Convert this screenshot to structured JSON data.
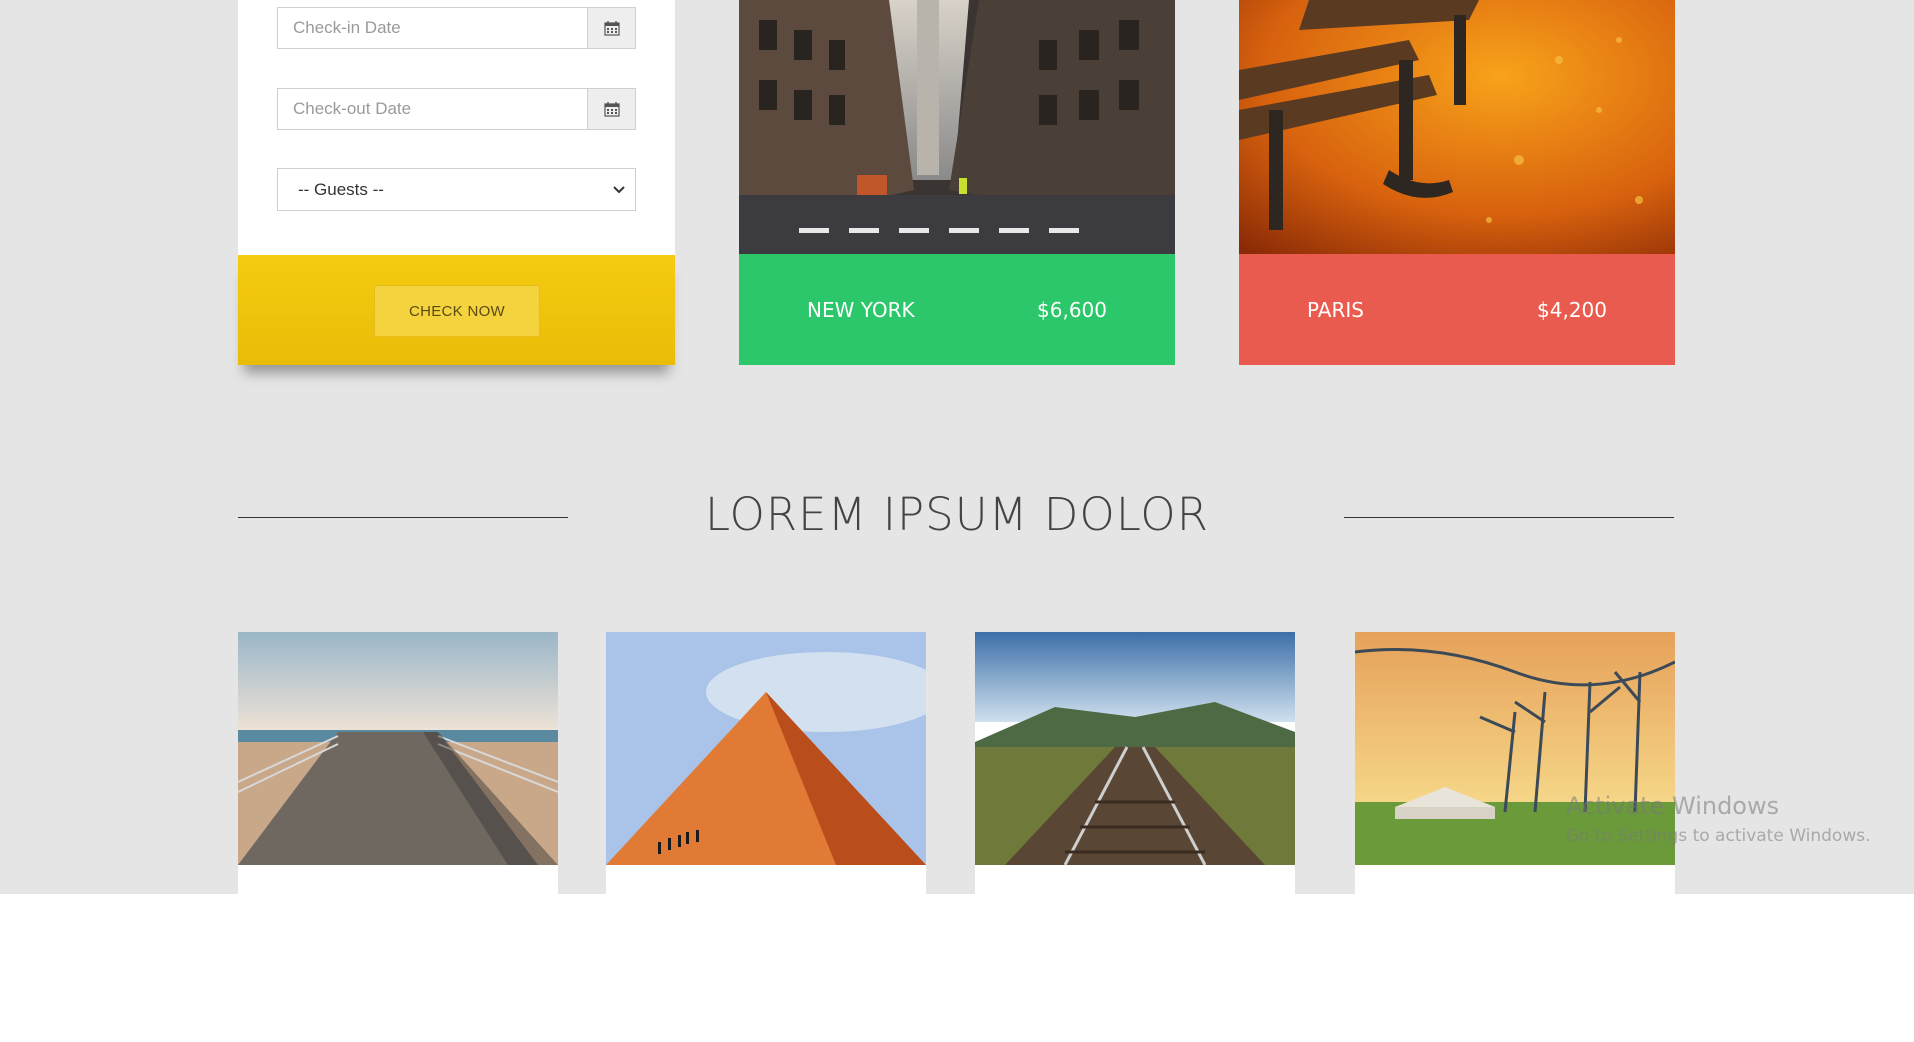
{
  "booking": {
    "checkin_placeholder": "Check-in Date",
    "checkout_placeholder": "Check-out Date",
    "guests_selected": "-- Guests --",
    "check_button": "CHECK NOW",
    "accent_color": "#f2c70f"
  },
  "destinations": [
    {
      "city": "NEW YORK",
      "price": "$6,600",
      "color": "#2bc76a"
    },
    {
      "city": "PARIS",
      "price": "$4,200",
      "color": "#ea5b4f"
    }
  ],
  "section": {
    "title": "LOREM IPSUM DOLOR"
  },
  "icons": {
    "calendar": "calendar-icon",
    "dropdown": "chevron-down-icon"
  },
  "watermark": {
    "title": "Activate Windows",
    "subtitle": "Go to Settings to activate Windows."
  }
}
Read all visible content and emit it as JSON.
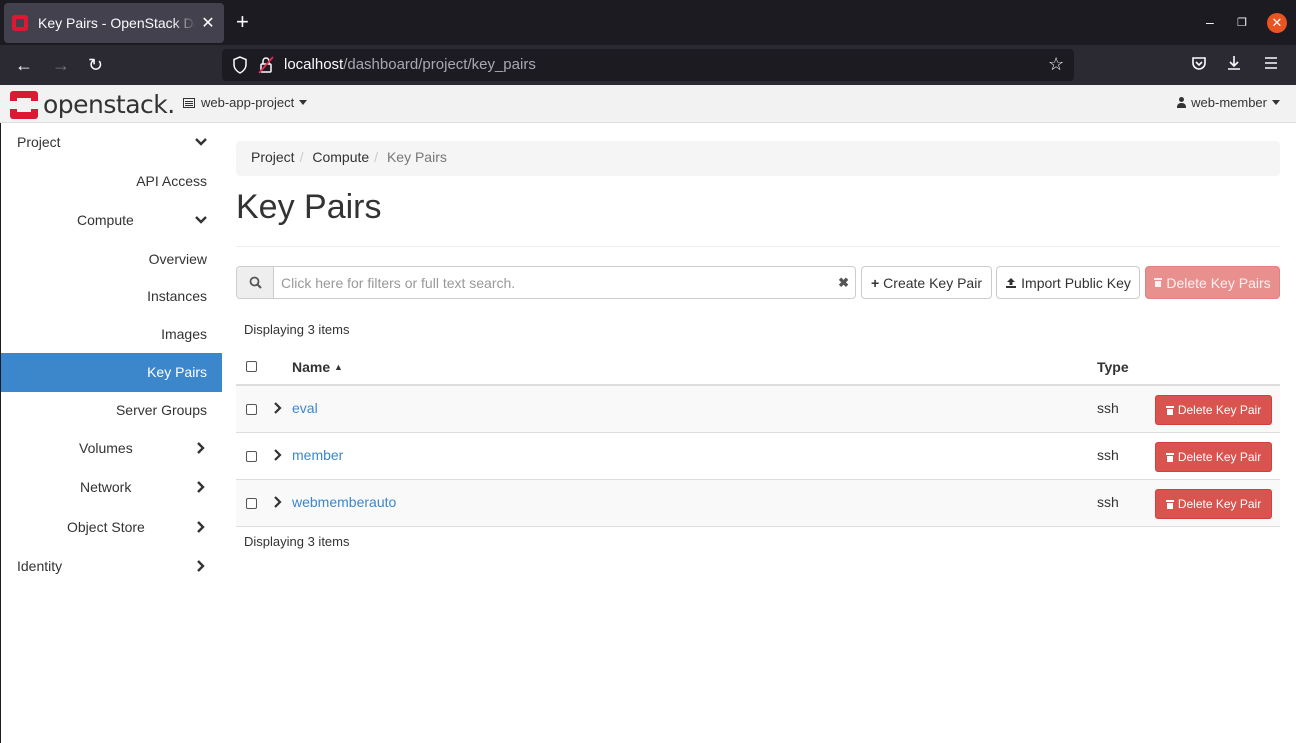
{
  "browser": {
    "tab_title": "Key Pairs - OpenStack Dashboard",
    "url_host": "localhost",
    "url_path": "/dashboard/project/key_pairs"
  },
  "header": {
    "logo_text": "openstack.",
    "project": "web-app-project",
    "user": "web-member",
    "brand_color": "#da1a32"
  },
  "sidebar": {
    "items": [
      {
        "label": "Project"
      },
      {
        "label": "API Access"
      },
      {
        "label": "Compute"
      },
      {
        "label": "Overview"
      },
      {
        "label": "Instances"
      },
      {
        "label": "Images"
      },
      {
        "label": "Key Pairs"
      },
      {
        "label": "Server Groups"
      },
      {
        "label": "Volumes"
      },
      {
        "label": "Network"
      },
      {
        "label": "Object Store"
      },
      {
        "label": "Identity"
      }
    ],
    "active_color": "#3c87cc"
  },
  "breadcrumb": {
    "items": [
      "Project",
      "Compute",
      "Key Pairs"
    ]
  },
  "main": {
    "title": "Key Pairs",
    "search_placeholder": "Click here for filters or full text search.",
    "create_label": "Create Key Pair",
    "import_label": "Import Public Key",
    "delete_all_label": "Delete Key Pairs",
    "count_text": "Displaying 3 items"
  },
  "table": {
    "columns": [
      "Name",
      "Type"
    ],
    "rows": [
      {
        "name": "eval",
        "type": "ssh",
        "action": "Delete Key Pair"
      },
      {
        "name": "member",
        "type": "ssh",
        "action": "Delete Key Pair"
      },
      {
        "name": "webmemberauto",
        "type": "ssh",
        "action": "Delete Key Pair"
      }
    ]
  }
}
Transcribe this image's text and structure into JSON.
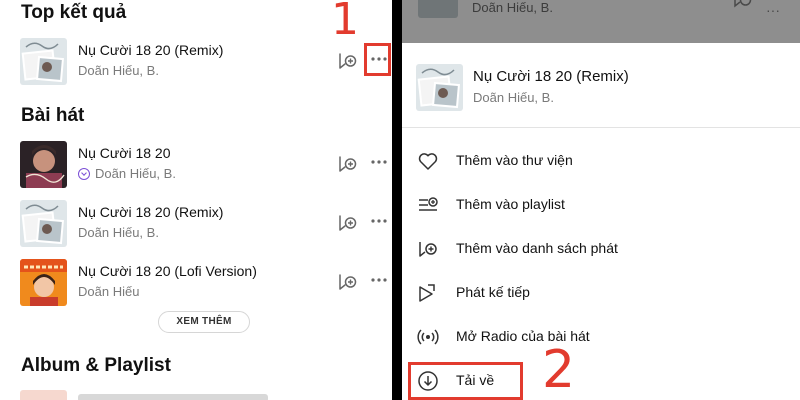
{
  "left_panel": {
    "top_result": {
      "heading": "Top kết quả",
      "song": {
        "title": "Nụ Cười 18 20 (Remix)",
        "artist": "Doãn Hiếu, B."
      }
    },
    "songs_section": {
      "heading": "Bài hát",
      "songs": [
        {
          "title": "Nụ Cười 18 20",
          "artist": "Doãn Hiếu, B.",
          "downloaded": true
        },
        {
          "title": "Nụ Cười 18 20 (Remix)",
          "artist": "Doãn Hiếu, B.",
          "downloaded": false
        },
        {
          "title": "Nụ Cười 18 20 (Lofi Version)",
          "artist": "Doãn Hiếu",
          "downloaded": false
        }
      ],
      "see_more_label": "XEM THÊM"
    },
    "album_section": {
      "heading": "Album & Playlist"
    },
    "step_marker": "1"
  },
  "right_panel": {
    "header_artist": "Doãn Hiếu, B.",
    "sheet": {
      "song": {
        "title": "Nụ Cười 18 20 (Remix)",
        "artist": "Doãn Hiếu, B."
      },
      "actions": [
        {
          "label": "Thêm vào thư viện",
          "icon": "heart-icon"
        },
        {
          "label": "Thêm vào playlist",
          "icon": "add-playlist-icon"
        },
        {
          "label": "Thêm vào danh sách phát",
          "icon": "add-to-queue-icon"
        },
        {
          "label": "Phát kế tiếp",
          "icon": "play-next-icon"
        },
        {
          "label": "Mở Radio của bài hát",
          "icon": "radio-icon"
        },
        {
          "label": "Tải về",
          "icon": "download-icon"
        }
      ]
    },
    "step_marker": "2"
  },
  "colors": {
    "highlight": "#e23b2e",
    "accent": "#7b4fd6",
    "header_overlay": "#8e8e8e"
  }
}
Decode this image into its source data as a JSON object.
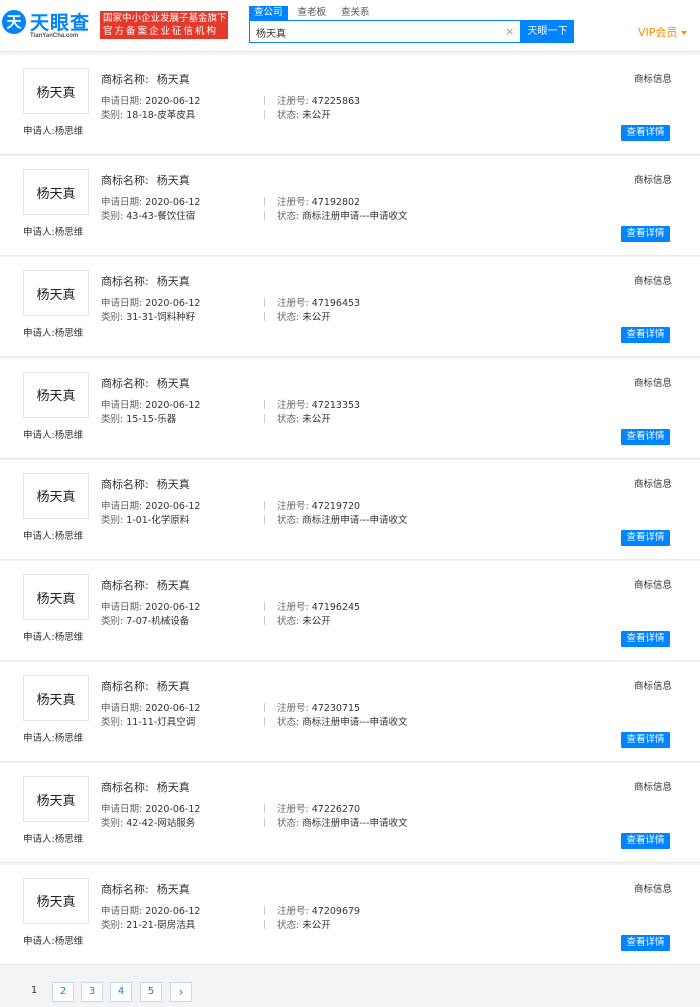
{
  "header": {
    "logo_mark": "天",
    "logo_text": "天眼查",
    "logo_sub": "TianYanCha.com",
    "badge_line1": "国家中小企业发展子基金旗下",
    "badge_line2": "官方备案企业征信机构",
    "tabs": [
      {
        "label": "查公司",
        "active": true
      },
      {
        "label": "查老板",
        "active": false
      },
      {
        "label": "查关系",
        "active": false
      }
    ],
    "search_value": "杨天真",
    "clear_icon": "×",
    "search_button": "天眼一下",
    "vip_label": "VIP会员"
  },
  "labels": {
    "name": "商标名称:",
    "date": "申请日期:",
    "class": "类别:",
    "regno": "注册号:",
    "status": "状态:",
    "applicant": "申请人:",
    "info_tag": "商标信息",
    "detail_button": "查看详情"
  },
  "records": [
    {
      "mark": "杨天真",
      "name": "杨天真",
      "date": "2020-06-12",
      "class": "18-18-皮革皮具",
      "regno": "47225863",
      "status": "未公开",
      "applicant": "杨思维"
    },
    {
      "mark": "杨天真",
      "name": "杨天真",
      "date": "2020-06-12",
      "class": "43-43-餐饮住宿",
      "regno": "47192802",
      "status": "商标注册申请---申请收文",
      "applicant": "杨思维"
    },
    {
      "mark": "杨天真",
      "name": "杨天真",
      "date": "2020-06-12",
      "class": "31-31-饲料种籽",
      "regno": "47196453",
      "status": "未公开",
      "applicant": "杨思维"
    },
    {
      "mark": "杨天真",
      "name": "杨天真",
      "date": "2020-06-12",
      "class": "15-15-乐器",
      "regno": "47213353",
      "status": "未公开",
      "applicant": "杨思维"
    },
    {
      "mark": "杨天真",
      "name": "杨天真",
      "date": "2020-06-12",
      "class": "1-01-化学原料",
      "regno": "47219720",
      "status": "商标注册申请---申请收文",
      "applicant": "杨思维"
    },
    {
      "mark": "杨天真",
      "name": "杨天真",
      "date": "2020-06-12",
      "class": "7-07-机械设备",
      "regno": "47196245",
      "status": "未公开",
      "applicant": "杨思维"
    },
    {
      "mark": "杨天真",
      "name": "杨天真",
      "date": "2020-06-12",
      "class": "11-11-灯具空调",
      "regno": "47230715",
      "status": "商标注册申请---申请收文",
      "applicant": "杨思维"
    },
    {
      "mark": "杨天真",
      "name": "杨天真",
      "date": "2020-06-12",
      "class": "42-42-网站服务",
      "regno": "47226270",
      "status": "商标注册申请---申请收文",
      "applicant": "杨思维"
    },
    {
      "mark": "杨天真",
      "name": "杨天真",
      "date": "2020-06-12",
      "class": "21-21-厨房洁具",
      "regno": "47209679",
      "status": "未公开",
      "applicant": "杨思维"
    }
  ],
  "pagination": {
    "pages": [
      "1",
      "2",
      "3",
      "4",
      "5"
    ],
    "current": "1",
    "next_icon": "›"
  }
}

WHAT TO WORK ON >>
Every record gets retyped exactly; no picture goes into the copy.

TASK OUTPUT >>
Convert this screenshot to structured JSON data.
{
  "booking": {
    "checkin_placeholder": "Check-in Date",
    "checkout_placeholder": "Check-out Date",
    "guests_selected": "-- Guests --",
    "check_button": "CHECK NOW",
    "accent_color": "#f2c70f"
  },
  "destinations": [
    {
      "city": "NEW YORK",
      "price": "$6,600",
      "color": "#2bc76a"
    },
    {
      "city": "PARIS",
      "price": "$4,200",
      "color": "#ea5b4f"
    }
  ],
  "section": {
    "title": "LOREM IPSUM DOLOR"
  },
  "icons": {
    "calendar": "calendar-icon",
    "dropdown": "chevron-down-icon"
  },
  "watermark": {
    "title": "Activate Windows",
    "subtitle": "Go to Settings to activate Windows."
  }
}
Read all visible content and emit it as JSON.
{
  "browser": {
    "tab_title": "Key Pairs - OpenStack Dashboard",
    "url_host": "localhost",
    "url_path": "/dashboard/project/key_pairs"
  },
  "header": {
    "logo_text": "openstack.",
    "project": "web-app-project",
    "user": "web-member",
    "brand_color": "#da1a32"
  },
  "sidebar": {
    "items": [
      {
        "label": "Project"
      },
      {
        "label": "API Access"
      },
      {
        "label": "Compute"
      },
      {
        "label": "Overview"
      },
      {
        "label": "Instances"
      },
      {
        "label": "Images"
      },
      {
        "label": "Key Pairs"
      },
      {
        "label": "Server Groups"
      },
      {
        "label": "Volumes"
      },
      {
        "label": "Network"
      },
      {
        "label": "Object Store"
      },
      {
        "label": "Identity"
      }
    ],
    "active_color": "#3c87cc"
  },
  "breadcrumb": {
    "items": [
      "Project",
      "Compute",
      "Key Pairs"
    ]
  },
  "main": {
    "title": "Key Pairs",
    "search_placeholder": "Click here for filters or full text search.",
    "create_label": "Create Key Pair",
    "import_label": "Import Public Key",
    "delete_all_label": "Delete Key Pairs",
    "count_text": "Displaying 3 items"
  },
  "table": {
    "columns": [
      "Name",
      "Type"
    ],
    "rows": [
      {
        "name": "eval",
        "type": "ssh",
        "action": "Delete Key Pair"
      },
      {
        "name": "member",
        "type": "ssh",
        "action": "Delete Key Pair"
      },
      {
        "name": "webmemberauto",
        "type": "ssh",
        "action": "Delete Key Pair"
      }
    ]
  }
}
Transcribe this image's text and structure into JSON.
{
  "left_panel": {
    "top_result": {
      "heading": "Top kết quả",
      "song": {
        "title": "Nụ Cười 18 20 (Remix)",
        "artist": "Doãn Hiếu, B."
      }
    },
    "songs_section": {
      "heading": "Bài hát",
      "songs": [
        {
          "title": "Nụ Cười 18 20",
          "artist": "Doãn Hiếu, B.",
          "downloaded": true
        },
        {
          "title": "Nụ Cười 18 20 (Remix)",
          "artist": "Doãn Hiếu, B.",
          "downloaded": false
        },
        {
          "title": "Nụ Cười 18 20 (Lofi Version)",
          "artist": "Doãn Hiếu",
          "downloaded": false
        }
      ],
      "see_more_label": "XEM THÊM"
    },
    "album_section": {
      "heading": "Album & Playlist"
    },
    "step_marker": "1"
  },
  "right_panel": {
    "header_artist": "Doãn Hiếu, B.",
    "sheet": {
      "song": {
        "title": "Nụ Cười 18 20 (Remix)",
        "artist": "Doãn Hiếu, B."
      },
      "actions": [
        {
          "label": "Thêm vào thư viện",
          "icon": "heart-icon"
        },
        {
          "label": "Thêm vào playlist",
          "icon": "add-playlist-icon"
        },
        {
          "label": "Thêm vào danh sách phát",
          "icon": "add-to-queue-icon"
        },
        {
          "label": "Phát kế tiếp",
          "icon": "play-next-icon"
        },
        {
          "label": "Mở Radio của bài hát",
          "icon": "radio-icon"
        },
        {
          "label": "Tải về",
          "icon": "download-icon"
        }
      ]
    },
    "step_marker": "2"
  },
  "colors": {
    "highlight": "#e23b2e",
    "accent": "#7b4fd6",
    "header_overlay": "#8e8e8e"
  }
}
Decode this image into its source data as a JSON object.
{
  "header": {
    "logo_mark": "天",
    "logo_text": "天眼查",
    "logo_sub": "TianYanCha.com",
    "badge_line1": "国家中小企业发展子基金旗下",
    "badge_line2": "官方备案企业征信机构",
    "tabs": [
      {
        "label": "查公司",
        "active": true
      },
      {
        "label": "查老板",
        "active": false
      },
      {
        "label": "查关系",
        "active": false
      }
    ],
    "search_value": "杨天真",
    "clear_icon": "×",
    "search_button": "天眼一下",
    "vip_label": "VIP会员"
  },
  "labels": {
    "name": "商标名称:",
    "date": "申请日期:",
    "class": "类别:",
    "regno": "注册号:",
    "status": "状态:",
    "applicant": "申请人:",
    "info_tag": "商标信息",
    "detail_button": "查看详情"
  },
  "records": [
    {
      "mark": "杨天真",
      "name": "杨天真",
      "date": "2020-06-12",
      "class": "18-18-皮革皮具",
      "regno": "47225863",
      "status": "未公开",
      "applicant": "杨思维"
    },
    {
      "mark": "杨天真",
      "name": "杨天真",
      "date": "2020-06-12",
      "class": "43-43-餐饮住宿",
      "regno": "47192802",
      "status": "商标注册申请---申请收文",
      "applicant": "杨思维"
    },
    {
      "mark": "杨天真",
      "name": "杨天真",
      "date": "2020-06-12",
      "class": "31-31-饲料种籽",
      "regno": "47196453",
      "status": "未公开",
      "applicant": "杨思维"
    },
    {
      "mark": "杨天真",
      "name": "杨天真",
      "date": "2020-06-12",
      "class": "15-15-乐器",
      "regno": "47213353",
      "status": "未公开",
      "applicant": "杨思维"
    },
    {
      "mark": "杨天真",
      "name": "杨天真",
      "date": "2020-06-12",
      "class": "1-01-化学原料",
      "regno": "47219720",
      "status": "商标注册申请---申请收文",
      "applicant": "杨思维"
    },
    {
      "mark": "杨天真",
      "name": "杨天真",
      "date": "2020-06-12",
      "class": "7-07-机械设备",
      "regno": "47196245",
      "status": "未公开",
      "applicant": "杨思维"
    },
    {
      "mark": "杨天真",
      "name": "杨天真",
      "date": "2020-06-12",
      "class": "11-11-灯具空调",
      "regno": "47230715",
      "status": "商标注册申请---申请收文",
      "applicant": "杨思维"
    },
    {
      "mark": "杨天真",
      "name": "杨天真",
      "date": "2020-06-12",
      "class": "42-42-网站服务",
      "regno": "47226270",
      "status": "商标注册申请---申请收文",
      "applicant": "杨思维"
    },
    {
      "mark": "杨天真",
      "name": "杨天真",
      "date": "2020-06-12",
      "class": "21-21-厨房洁具",
      "regno": "47209679",
      "status": "未公开",
      "applicant": "杨思维"
    }
  ],
  "pagination": {
    "pages": [
      "1",
      "2",
      "3",
      "4",
      "5"
    ],
    "current": "1",
    "next_icon": "›"
  }
}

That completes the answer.